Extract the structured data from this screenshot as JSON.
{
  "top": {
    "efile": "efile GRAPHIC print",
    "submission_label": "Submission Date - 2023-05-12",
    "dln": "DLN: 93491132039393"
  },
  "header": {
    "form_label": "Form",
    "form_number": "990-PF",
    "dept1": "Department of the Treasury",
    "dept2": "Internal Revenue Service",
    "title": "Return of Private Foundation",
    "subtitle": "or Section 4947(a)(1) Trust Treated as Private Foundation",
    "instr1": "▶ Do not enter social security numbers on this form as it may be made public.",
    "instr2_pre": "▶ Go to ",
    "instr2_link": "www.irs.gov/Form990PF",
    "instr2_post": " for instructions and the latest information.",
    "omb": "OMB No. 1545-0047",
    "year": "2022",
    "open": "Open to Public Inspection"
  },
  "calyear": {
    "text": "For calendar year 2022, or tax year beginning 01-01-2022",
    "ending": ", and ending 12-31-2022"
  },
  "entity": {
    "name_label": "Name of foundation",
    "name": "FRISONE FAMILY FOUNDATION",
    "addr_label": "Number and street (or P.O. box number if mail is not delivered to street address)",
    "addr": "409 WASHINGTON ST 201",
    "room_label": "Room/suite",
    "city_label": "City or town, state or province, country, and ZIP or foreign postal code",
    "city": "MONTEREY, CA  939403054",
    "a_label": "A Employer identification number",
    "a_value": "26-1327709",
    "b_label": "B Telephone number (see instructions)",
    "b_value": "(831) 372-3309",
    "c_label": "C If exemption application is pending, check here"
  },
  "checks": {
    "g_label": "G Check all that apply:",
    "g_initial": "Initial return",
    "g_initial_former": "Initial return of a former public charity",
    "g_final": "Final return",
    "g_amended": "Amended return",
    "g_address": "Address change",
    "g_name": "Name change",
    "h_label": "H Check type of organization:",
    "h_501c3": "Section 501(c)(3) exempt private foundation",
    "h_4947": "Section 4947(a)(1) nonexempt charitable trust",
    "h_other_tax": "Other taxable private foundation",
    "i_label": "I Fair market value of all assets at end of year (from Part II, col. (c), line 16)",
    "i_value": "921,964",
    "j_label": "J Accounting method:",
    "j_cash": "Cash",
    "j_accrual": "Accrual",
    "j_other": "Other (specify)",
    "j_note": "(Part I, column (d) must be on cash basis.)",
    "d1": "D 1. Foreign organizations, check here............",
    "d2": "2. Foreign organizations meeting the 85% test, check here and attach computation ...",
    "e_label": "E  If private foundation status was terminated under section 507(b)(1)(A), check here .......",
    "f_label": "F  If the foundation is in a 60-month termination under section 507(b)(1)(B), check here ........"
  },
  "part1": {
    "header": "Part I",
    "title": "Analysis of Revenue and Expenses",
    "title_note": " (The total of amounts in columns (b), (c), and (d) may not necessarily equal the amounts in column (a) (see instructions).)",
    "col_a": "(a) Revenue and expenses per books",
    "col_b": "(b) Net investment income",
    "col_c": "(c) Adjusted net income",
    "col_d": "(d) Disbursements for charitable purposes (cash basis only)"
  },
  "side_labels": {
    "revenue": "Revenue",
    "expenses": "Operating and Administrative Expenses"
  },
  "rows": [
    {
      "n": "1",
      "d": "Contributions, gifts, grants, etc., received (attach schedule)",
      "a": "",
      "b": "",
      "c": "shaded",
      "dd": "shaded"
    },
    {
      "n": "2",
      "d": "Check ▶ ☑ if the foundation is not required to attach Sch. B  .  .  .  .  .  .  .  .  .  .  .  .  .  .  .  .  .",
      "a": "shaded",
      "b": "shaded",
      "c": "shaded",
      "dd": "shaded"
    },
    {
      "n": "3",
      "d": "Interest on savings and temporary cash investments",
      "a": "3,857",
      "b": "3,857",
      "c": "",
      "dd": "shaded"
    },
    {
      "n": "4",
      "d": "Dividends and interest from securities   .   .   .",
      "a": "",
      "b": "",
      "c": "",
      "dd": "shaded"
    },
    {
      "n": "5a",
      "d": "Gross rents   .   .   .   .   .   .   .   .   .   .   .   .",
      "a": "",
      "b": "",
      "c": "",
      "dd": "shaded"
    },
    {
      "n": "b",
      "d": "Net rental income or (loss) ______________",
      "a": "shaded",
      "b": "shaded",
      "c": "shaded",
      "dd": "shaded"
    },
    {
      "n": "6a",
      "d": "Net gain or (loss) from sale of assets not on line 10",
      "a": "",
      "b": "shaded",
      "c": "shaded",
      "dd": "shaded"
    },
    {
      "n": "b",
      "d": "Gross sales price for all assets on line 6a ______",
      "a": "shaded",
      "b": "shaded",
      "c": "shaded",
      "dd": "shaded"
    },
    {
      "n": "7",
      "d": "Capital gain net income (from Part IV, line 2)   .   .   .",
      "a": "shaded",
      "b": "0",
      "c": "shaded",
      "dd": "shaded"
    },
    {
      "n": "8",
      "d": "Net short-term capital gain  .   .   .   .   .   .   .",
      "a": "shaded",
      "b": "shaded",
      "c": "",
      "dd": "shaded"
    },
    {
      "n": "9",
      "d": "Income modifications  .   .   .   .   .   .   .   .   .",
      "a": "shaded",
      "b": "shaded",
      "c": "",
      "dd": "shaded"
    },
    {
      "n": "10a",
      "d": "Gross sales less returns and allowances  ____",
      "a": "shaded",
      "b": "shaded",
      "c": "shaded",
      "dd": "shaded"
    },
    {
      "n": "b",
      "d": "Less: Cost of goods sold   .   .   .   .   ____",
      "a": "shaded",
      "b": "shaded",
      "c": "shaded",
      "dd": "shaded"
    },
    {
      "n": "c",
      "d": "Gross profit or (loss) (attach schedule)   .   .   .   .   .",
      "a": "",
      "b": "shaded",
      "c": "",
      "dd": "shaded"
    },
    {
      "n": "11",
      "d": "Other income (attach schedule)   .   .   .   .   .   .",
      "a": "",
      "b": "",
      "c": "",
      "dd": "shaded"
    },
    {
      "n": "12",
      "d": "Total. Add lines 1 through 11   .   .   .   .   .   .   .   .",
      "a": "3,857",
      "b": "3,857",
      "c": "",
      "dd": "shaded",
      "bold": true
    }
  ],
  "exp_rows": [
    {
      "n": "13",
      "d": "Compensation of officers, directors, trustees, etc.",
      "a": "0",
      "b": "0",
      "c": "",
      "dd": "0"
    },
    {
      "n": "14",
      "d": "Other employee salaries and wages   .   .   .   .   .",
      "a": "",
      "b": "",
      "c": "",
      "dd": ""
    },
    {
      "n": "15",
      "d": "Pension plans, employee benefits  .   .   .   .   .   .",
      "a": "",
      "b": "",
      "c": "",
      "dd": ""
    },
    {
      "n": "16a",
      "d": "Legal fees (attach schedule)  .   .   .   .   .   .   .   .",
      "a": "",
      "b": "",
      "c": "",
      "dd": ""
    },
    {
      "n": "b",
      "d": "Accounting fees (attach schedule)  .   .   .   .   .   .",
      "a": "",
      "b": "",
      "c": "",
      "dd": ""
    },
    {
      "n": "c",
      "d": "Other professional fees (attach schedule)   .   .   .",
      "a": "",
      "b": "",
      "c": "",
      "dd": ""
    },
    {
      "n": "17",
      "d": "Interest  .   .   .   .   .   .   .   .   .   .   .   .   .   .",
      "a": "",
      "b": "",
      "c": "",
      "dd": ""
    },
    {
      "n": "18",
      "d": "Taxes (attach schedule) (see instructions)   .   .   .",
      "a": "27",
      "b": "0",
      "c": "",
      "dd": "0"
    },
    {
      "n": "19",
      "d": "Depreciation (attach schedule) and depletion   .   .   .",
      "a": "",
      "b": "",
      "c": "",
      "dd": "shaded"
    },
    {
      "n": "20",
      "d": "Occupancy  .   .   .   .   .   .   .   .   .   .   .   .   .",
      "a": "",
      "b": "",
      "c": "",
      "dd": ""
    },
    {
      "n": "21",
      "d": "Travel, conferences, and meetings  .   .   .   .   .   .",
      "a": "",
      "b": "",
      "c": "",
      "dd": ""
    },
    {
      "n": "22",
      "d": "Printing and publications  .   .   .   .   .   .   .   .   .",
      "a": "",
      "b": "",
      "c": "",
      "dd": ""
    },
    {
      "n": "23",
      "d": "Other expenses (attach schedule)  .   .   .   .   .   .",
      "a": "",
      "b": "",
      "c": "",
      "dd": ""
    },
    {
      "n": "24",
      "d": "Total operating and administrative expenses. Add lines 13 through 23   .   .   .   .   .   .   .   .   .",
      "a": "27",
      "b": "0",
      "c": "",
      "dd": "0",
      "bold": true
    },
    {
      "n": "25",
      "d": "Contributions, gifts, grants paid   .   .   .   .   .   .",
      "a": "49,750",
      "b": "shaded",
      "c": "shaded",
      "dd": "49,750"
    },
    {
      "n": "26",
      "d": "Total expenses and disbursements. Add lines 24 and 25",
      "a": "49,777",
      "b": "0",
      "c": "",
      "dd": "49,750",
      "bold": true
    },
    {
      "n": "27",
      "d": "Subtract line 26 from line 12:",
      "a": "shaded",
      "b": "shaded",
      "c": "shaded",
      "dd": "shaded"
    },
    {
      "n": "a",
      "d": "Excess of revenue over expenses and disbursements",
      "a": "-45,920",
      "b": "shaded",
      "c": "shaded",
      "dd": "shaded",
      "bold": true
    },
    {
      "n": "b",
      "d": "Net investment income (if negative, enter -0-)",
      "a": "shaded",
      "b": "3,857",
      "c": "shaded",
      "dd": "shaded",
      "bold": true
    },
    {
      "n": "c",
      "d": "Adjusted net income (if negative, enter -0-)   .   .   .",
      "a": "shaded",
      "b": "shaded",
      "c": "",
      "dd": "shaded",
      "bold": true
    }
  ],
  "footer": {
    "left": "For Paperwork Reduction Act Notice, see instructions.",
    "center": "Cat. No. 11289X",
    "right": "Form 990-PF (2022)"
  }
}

## GIVEN EXERCISE
Identify the lines in the entries that hold "grants" and return each one.

## FULL OUTPUT
      "d": "Contributions, gifts, grants, etc., received (attach schedule)",
      "d": "Contributions, gifts, grants paid   .   .   .   .   .   .",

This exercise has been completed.